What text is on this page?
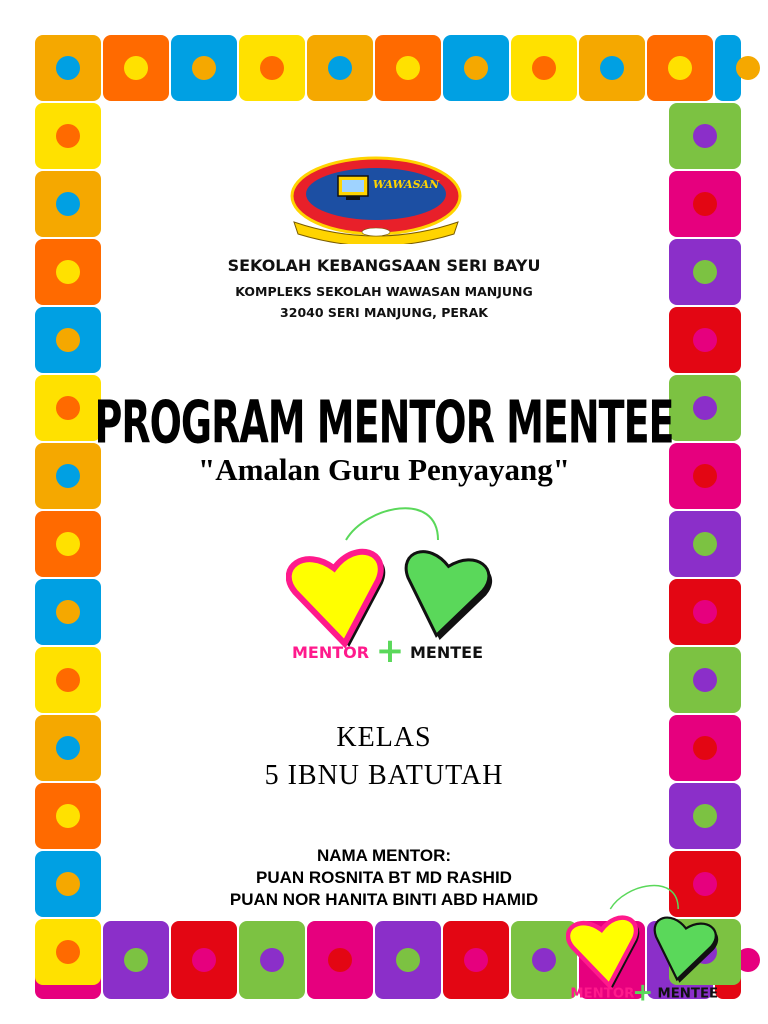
WAWASAN
SEKOLAH KEBANGSAAN SERI BAYU
KOMPLEKS SEKOLAH WAWASAN MANJUNG
32040 SERI MANJUNG, PERAK
PROGRAM MENTOR MENTEE
"Amalan Guru Penyayang"
MENTOR + MENTEE
KELAS
5 IBNU BATUTAH
NAMA MENTOR:
PUAN ROSNITA BT MD RASHID
PUAN NOR HANITA BINTI ABD HAMID
MENTOR
+ MENTEE
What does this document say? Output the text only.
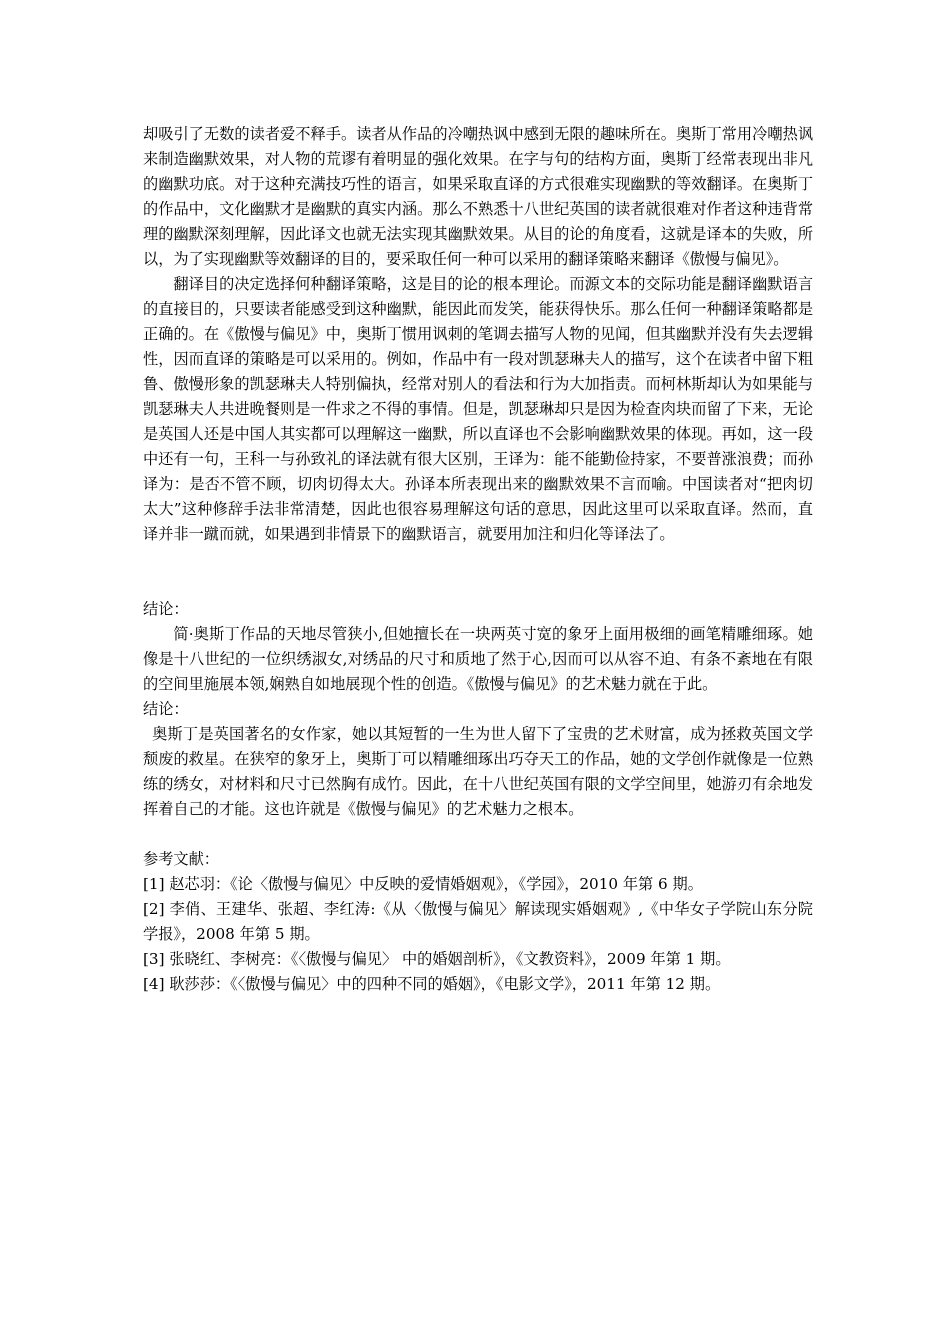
却吸引了无数的读者爱不释手。读者从作品的冷嘲热讽中感到无限的趣味所在。奥斯丁常用冷嘲热讽来制造幽默效果，对人物的荒谬有着明显的强化效果。在字与句的结构方面，奥斯丁经常表现出非凡的幽默功底。对于这种充满技巧性的语言，如果采取直译的方式很难实现幽默的等效翻译。在奥斯丁的作品中，文化幽默才是幽默的真实内涵。那么不熟悉十八世纪英国的读者就很难对作者这种违背常理的幽默深刻理解，因此译文也就无法实现其幽默效果。从目的论的角度看，这就是译本的失败，所以，为了实现幽默等效翻译的目的，要采取任何一种可以采用的翻译策略来翻译《傲慢与偏见》。

翻译目的决定选择何种翻译策略，这是目的论的根本理论。而源文本的交际功能是翻译幽默语言的直接目的，只要读者能感受到这种幽默，能因此而发笑，能获得快乐。那么任何一种翻译策略都是正确的。在《傲慢与偏见》中，奥斯丁惯用讽刺的笔调去描写人物的见闻，但其幽默并没有失去逻辑性，因而直译的策略是可以采用的。例如，作品中有一段对凯瑟琳夫人的描写，这个在读者中留下粗鲁、傲慢形象的凯瑟琳夫人特别偏执，经常对别人的看法和行为大加指责。而柯林斯却认为如果能与凯瑟琳夫人共进晚餐则是一件求之不得的事情。但是，凯瑟琳却只是因为检查肉块而留了下来，无论是英国人还是中国人其实都可以理解这一幽默，所以直译也不会影响幽默效果的体现。再如，这一段中还有一句，王科一与孙致礼的译法就有很大区别，王译为：能不能勤俭持家，不要普涨浪费；而孙译为：是否不管不顾，切肉切得太大。孙译本所表现出来的幽默效果不言而喻。中国读者对“把肉切太大”这种修辞手法非常清楚，因此也很容易理解这句话的意思，因此这里可以采取直译。然而，直译并非一蹴而就，如果遇到非情景下的幽默语言，就要用加注和归化等译法了。

结论：

简·奥斯丁作品的天地尽管狭小,但她擅长在一块两英寸宽的象牙上面用极细的画笔精雕细琢。她像是十八世纪的一位织绣淑女,对绣品的尺寸和质地了然于心,因而可以从容不迫、有条不紊地在有限的空间里施展本领,娴熟自如地展现个性的创造。《傲慢与偏见》的艺术魅力就在于此。

结论：

奥斯丁是英国著名的女作家，她以其短暂的一生为世人留下了宝贵的艺术财富，成为拯救英国文学颓废的救星。在狭窄的象牙上，奥斯丁可以精雕细琢出巧夺天工的作品，她的文学创作就像是一位熟练的绣女，对材料和尺寸已然胸有成竹。因此，在十八世纪英国有限的文学空间里，她游刃有余地发挥着自己的才能。这也许就是《傲慢与偏见》的艺术魅力之根本。

参考文献：

[1] 赵芯羽：《论〈傲慢与偏见〉中反映的爱情婚姻观》，《学园》，2010 年第 6 期。

[2] 李俏、王建华、张超、李红涛:《从〈傲慢与偏见〉解读现实婚姻观》,《中华女子学院山东分院学报》，2008 年第 5 期。

[3] 张晓红、李树亮：《〈傲慢与偏见〉 中的婚姻剖析》，《文教资料》，2009 年第 1 期。

[4] 耿莎莎：《〈傲慢与偏见〉中的四种不同的婚姻》，《电影文学》，2011 年第 12 期。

· · · ·

● Challenge: From the records given above, copy all lines containing "this".

● Written reply:
What text is on this page?
What does this document say? Output the text only.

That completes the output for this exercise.